*WHAT IS ASKED:*
Your task is to locate every line holding the string "click" and to copy each of them.

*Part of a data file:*
________

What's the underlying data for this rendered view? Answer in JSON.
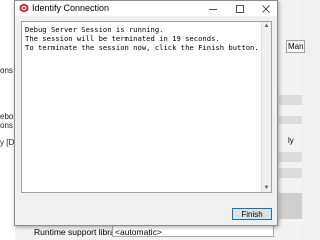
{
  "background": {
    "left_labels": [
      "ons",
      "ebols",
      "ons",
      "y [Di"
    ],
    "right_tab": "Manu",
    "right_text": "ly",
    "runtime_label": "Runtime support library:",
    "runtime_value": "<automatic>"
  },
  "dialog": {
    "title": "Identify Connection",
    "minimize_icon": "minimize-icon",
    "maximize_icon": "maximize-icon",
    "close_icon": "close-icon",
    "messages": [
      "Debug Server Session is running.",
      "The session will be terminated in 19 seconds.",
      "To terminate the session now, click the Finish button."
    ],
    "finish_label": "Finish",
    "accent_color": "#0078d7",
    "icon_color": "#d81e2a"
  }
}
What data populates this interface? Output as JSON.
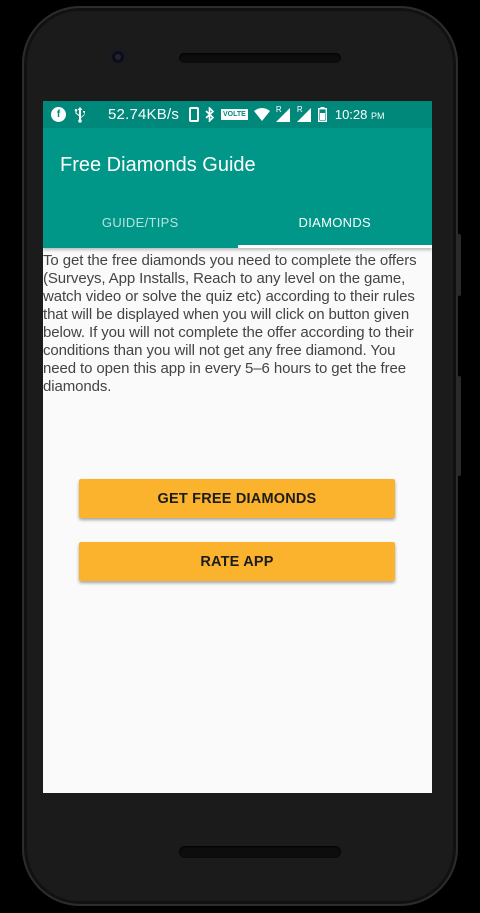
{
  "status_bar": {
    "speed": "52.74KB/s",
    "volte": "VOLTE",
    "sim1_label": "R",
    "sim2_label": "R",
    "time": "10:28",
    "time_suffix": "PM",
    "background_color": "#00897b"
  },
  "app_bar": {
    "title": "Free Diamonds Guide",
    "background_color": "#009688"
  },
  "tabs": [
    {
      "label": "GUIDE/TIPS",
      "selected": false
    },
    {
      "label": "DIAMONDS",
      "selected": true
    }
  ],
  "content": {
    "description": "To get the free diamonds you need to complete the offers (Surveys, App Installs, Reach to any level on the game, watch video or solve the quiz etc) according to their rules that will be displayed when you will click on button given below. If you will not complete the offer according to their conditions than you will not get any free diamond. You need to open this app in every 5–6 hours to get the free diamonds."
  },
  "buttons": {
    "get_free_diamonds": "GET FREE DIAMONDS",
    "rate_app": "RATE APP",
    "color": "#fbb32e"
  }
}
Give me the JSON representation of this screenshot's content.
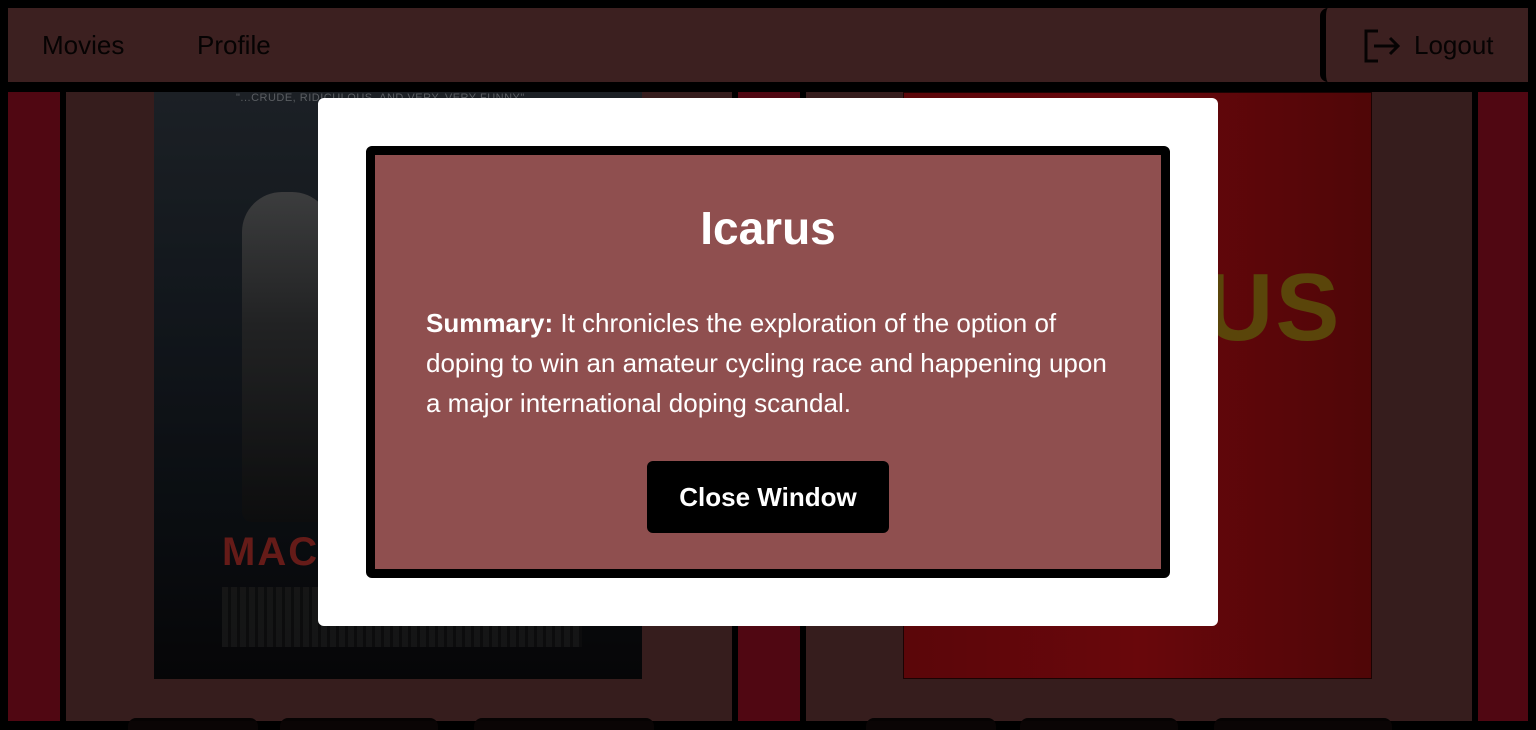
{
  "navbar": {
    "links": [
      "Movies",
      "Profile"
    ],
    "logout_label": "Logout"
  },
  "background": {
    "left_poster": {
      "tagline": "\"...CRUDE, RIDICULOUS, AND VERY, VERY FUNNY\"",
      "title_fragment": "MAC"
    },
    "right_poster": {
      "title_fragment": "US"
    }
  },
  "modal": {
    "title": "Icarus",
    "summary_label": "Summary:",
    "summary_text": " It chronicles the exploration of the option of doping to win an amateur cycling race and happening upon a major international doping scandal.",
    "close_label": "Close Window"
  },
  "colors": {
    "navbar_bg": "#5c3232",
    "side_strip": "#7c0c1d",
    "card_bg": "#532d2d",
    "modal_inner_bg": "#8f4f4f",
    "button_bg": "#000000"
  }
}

________

*ANSWER TO THE PROBLEM:*
      "To terminate the session now, click the Finish button."
    "description": "To get the free diamonds you need to complete the offers (Surveys, App Installs, Reach to any level on the game, watch video or solve the quiz etc) according to their rules that will be displayed when you will click on button given below. If you will not complete the offer according to their conditions than you will not get any free diamond. You need to open this app in every 5–6 hours to get the free diamonds."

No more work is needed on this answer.